● Job:
Only the lines from the one with "Read all visible content and emit it as JSON." to the last line belong in your answer; write them out exactly and drop the pictures.

● Material for this exercise:

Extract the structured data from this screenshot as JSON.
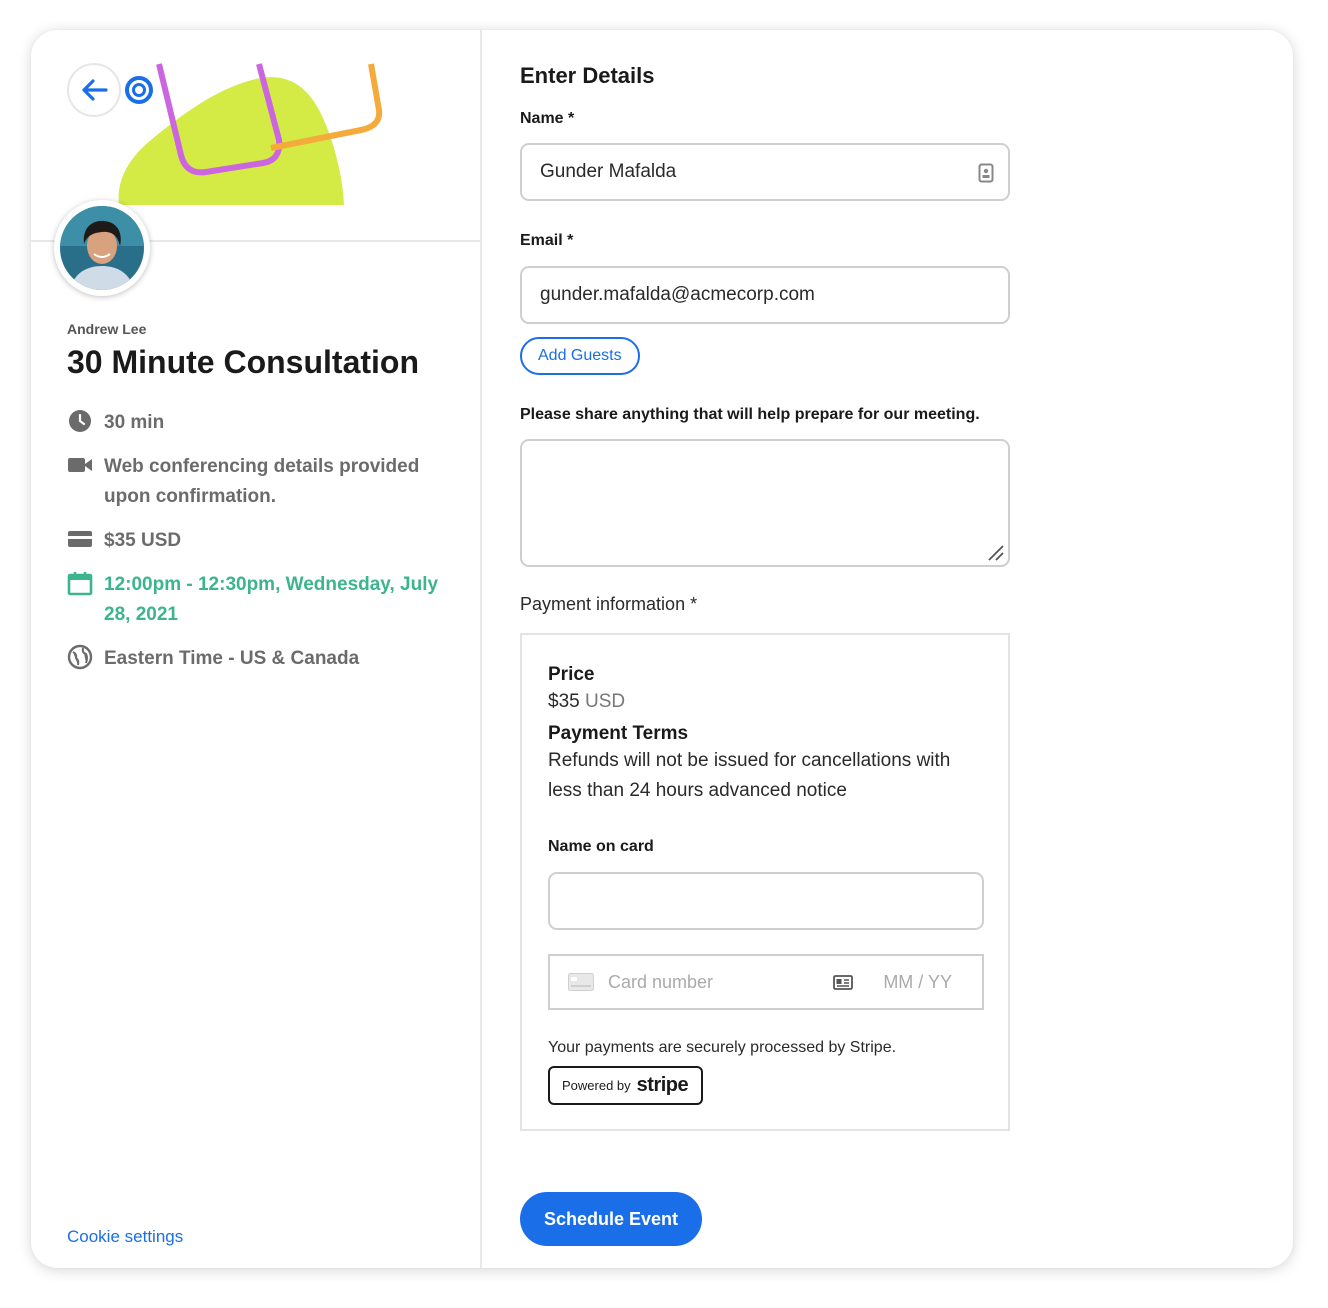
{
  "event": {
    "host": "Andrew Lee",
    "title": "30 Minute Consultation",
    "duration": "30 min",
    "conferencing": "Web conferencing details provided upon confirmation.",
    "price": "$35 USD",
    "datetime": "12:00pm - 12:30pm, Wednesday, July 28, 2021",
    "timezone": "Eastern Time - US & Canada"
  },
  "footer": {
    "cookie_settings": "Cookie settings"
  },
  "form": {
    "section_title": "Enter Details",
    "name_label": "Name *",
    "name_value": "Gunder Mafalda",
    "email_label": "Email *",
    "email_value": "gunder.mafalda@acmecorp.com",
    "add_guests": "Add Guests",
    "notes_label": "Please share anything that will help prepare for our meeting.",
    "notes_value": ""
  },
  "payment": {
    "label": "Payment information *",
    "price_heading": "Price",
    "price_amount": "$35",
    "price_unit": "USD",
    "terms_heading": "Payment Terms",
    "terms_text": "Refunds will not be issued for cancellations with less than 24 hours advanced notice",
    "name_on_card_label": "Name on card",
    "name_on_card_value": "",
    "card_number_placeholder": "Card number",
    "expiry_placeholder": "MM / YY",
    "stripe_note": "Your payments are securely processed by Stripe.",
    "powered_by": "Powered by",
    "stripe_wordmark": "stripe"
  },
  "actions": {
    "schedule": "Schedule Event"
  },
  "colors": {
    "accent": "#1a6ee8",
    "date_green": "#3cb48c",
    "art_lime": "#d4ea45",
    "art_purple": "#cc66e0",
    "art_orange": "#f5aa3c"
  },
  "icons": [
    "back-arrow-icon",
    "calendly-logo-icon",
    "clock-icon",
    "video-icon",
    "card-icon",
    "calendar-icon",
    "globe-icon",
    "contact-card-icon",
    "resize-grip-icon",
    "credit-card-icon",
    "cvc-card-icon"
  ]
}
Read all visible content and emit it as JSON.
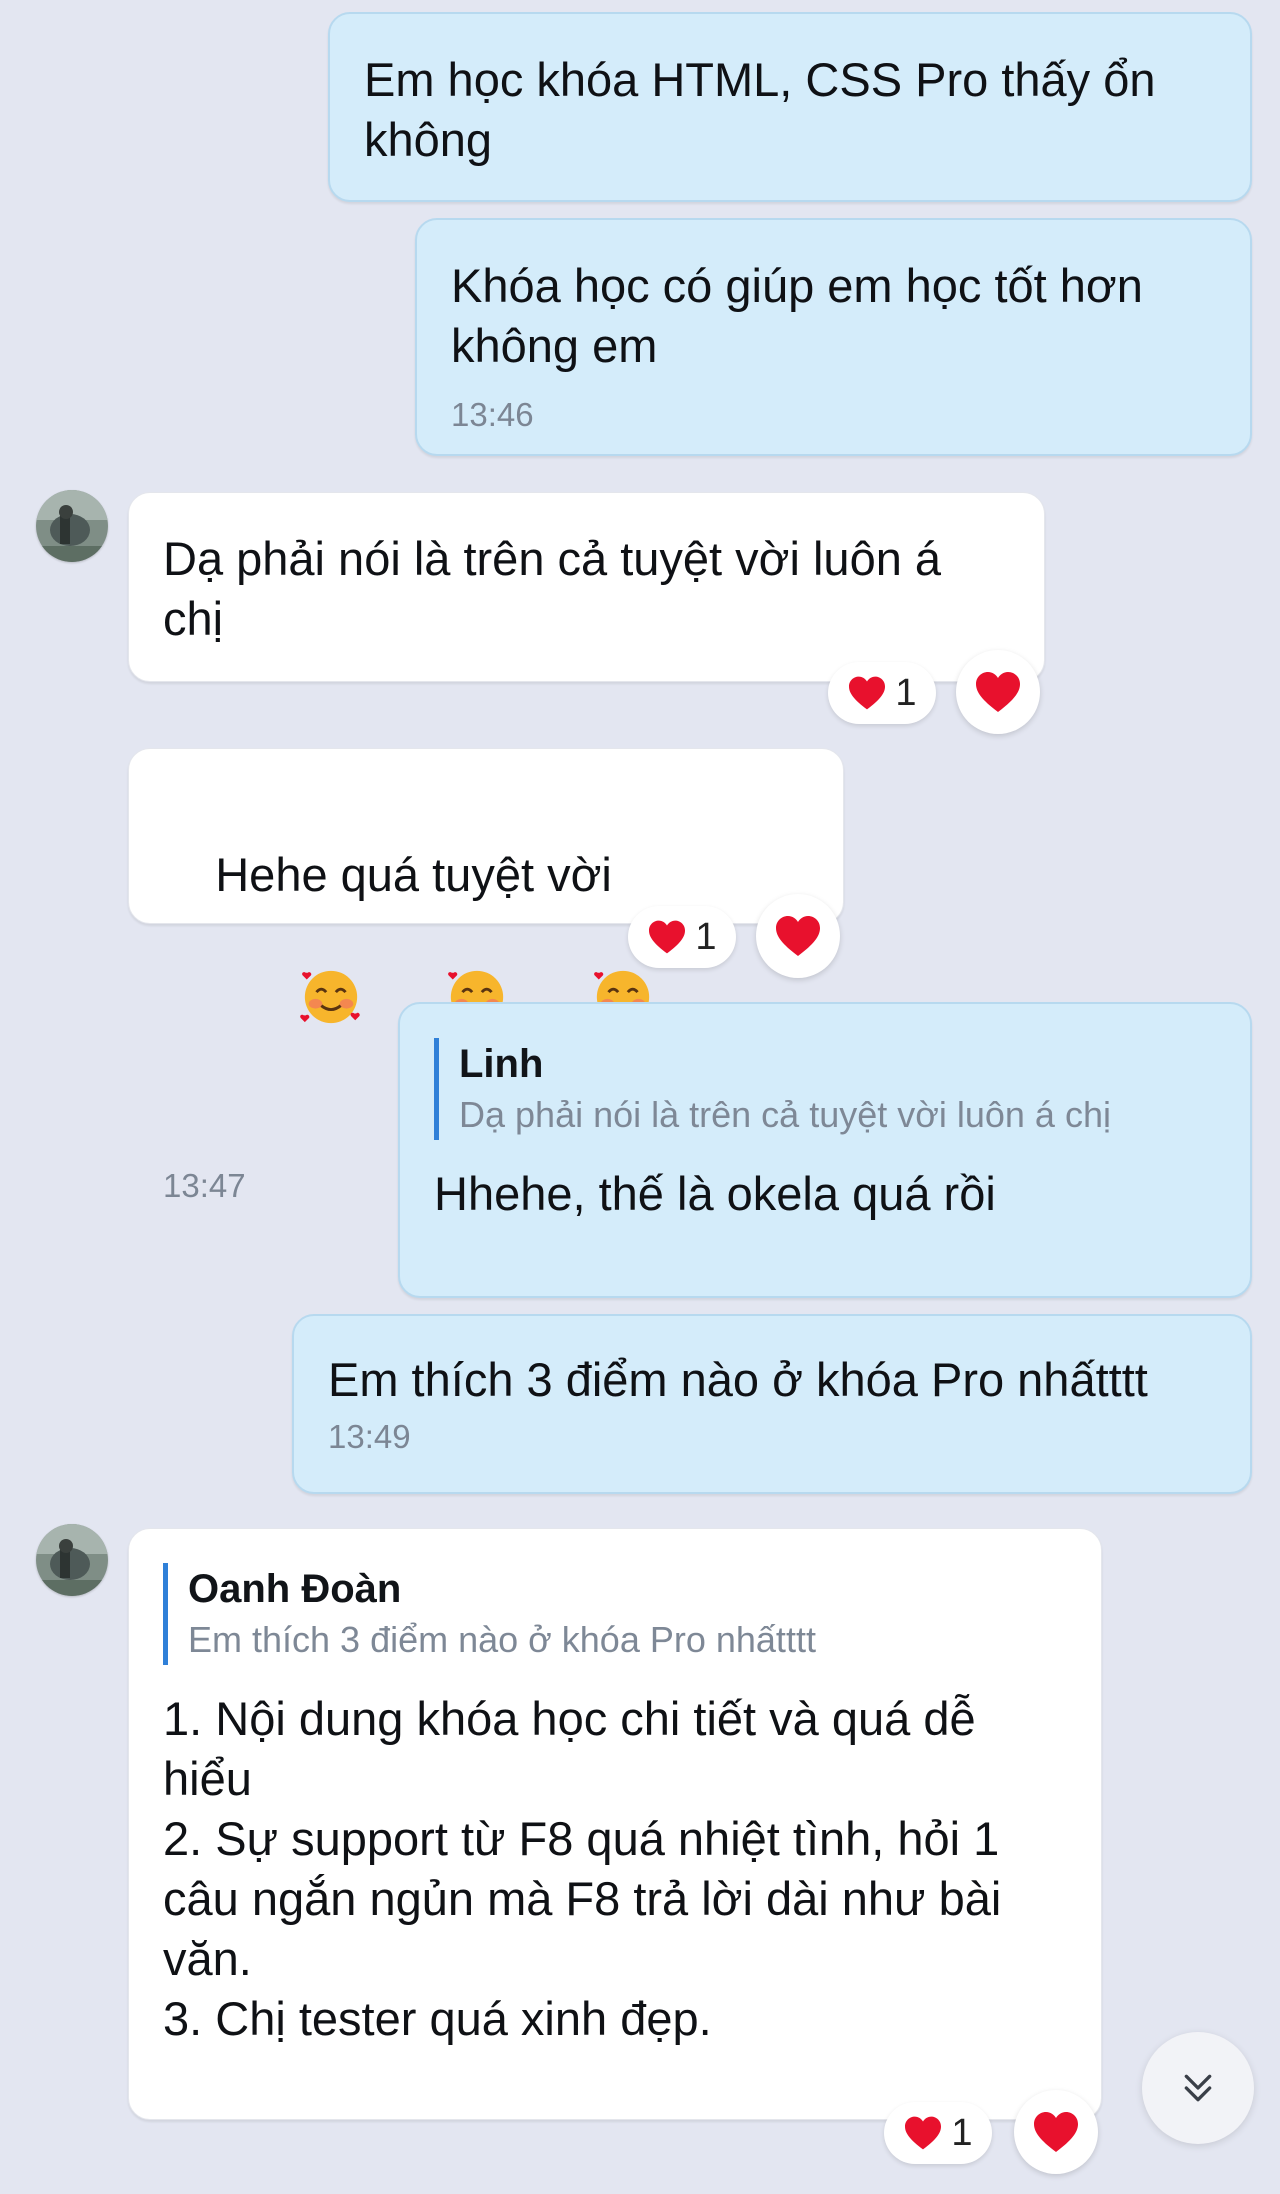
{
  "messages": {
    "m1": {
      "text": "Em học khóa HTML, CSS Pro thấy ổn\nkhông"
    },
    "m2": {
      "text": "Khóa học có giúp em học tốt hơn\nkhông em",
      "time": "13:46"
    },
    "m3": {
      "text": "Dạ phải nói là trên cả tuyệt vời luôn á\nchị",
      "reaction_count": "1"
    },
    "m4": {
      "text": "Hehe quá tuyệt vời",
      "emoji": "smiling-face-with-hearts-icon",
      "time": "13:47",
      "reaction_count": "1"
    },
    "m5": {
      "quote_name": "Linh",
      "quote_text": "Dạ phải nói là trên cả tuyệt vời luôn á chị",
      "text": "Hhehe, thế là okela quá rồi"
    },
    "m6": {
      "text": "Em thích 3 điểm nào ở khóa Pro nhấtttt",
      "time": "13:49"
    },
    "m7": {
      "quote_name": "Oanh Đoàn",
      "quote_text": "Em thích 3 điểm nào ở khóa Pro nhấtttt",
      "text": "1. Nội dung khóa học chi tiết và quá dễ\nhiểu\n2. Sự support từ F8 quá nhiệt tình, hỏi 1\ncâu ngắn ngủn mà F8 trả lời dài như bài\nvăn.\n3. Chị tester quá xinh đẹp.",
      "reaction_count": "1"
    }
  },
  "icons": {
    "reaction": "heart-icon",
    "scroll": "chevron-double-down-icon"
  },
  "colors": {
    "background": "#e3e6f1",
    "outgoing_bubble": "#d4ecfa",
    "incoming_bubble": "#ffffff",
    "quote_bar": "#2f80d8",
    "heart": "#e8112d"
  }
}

● Task solution:
Read all visible content and emit it as JSON.
{
  "messages": {
    "m1": {
      "text": "Em học khóa HTML, CSS Pro thấy ổn\nkhông"
    },
    "m2": {
      "text": "Khóa học có giúp em học tốt hơn\nkhông em",
      "time": "13:46"
    },
    "m3": {
      "text": "Dạ phải nói là trên cả tuyệt vời luôn á\nchị",
      "reaction_count": "1"
    },
    "m4": {
      "text": "Hehe quá tuyệt vời",
      "emoji": "smiling-face-with-hearts-icon",
      "time": "13:47",
      "reaction_count": "1"
    },
    "m5": {
      "quote_name": "Linh",
      "quote_text": "Dạ phải nói là trên cả tuyệt vời luôn á chị",
      "text": "Hhehe, thế là okela quá rồi"
    },
    "m6": {
      "text": "Em thích 3 điểm nào ở khóa Pro nhấtttt",
      "time": "13:49"
    },
    "m7": {
      "quote_name": "Oanh Đoàn",
      "quote_text": "Em thích 3 điểm nào ở khóa Pro nhấtttt",
      "text": "1. Nội dung khóa học chi tiết và quá dễ\nhiểu\n2. Sự support từ F8 quá nhiệt tình, hỏi 1\ncâu ngắn ngủn mà F8 trả lời dài như bài\nvăn.\n3. Chị tester quá xinh đẹp.",
      "reaction_count": "1"
    }
  },
  "icons": {
    "reaction": "heart-icon",
    "scroll": "chevron-double-down-icon"
  },
  "colors": {
    "background": "#e3e6f1",
    "outgoing_bubble": "#d4ecfa",
    "incoming_bubble": "#ffffff",
    "quote_bar": "#2f80d8",
    "heart": "#e8112d"
  }
}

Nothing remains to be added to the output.